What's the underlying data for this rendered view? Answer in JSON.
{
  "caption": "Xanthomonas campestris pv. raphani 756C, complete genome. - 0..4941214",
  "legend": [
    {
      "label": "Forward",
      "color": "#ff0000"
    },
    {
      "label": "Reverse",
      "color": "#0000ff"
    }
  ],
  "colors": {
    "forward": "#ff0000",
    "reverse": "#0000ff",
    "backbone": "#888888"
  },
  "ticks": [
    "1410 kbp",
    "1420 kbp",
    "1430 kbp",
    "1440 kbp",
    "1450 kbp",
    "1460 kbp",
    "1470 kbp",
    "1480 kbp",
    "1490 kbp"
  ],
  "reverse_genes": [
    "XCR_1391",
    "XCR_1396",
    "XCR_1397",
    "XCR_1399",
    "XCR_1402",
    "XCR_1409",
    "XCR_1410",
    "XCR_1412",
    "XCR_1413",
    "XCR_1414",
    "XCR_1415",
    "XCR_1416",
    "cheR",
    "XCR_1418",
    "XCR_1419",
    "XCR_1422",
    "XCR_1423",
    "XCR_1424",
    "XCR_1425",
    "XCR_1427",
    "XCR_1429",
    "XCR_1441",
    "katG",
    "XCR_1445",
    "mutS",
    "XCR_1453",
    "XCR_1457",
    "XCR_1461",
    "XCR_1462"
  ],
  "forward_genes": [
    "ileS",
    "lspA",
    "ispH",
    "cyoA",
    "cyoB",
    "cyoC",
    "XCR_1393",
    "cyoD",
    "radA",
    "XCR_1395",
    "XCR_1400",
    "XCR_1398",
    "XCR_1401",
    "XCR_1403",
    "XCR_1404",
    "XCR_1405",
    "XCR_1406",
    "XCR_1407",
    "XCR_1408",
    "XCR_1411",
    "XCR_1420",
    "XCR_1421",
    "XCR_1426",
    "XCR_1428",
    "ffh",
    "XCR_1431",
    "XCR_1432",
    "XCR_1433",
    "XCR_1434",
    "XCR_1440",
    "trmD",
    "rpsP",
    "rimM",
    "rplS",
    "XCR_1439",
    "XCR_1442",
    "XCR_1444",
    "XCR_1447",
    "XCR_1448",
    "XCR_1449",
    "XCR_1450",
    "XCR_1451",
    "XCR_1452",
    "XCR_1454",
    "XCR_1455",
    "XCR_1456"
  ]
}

· · ·

Reproduce the material precisely, including every line.

OUTPUT OF THE EXERCISE:
What's the underlying data for this rendered view? Answer in JSON.
{
  "caption": "Xanthomonas campestris pv. raphani 756C, complete genome. - 0..4941214",
  "legend": [
    {
      "label": "Forward",
      "color": "#ff0000"
    },
    {
      "label": "Reverse",
      "color": "#0000ff"
    }
  ],
  "colors": {
    "forward": "#ff0000",
    "reverse": "#0000ff",
    "backbone": "#888888"
  },
  "ticks": [
    "1410 kbp",
    "1420 kbp",
    "1430 kbp",
    "1440 kbp",
    "1450 kbp",
    "1460 kbp",
    "1470 kbp",
    "1480 kbp",
    "1490 kbp"
  ],
  "reverse_genes": [
    "XCR_1391",
    "XCR_1396",
    "XCR_1397",
    "XCR_1399",
    "XCR_1402",
    "XCR_1409",
    "XCR_1410",
    "XCR_1412",
    "XCR_1413",
    "XCR_1414",
    "XCR_1415",
    "XCR_1416",
    "cheR",
    "XCR_1418",
    "XCR_1419",
    "XCR_1422",
    "XCR_1423",
    "XCR_1424",
    "XCR_1425",
    "XCR_1427",
    "XCR_1429",
    "XCR_1441",
    "katG",
    "XCR_1445",
    "mutS",
    "XCR_1453",
    "XCR_1457",
    "XCR_1461",
    "XCR_1462"
  ],
  "forward_genes": [
    "ileS",
    "lspA",
    "ispH",
    "cyoA",
    "cyoB",
    "cyoC",
    "XCR_1393",
    "cyoD",
    "radA",
    "XCR_1395",
    "XCR_1400",
    "XCR_1398",
    "XCR_1401",
    "XCR_1403",
    "XCR_1404",
    "XCR_1405",
    "XCR_1406",
    "XCR_1407",
    "XCR_1408",
    "XCR_1411",
    "XCR_1420",
    "XCR_1421",
    "XCR_1426",
    "XCR_1428",
    "ffh",
    "XCR_1431",
    "XCR_1432",
    "XCR_1433",
    "XCR_1434",
    "XCR_1440",
    "trmD",
    "rpsP",
    "rimM",
    "rplS",
    "XCR_1439",
    "XCR_1442",
    "XCR_1444",
    "XCR_1447",
    "XCR_1448",
    "XCR_1449",
    "XCR_1450",
    "XCR_1451",
    "XCR_1452",
    "XCR_1454",
    "XCR_1455",
    "XCR_1456"
  ]
}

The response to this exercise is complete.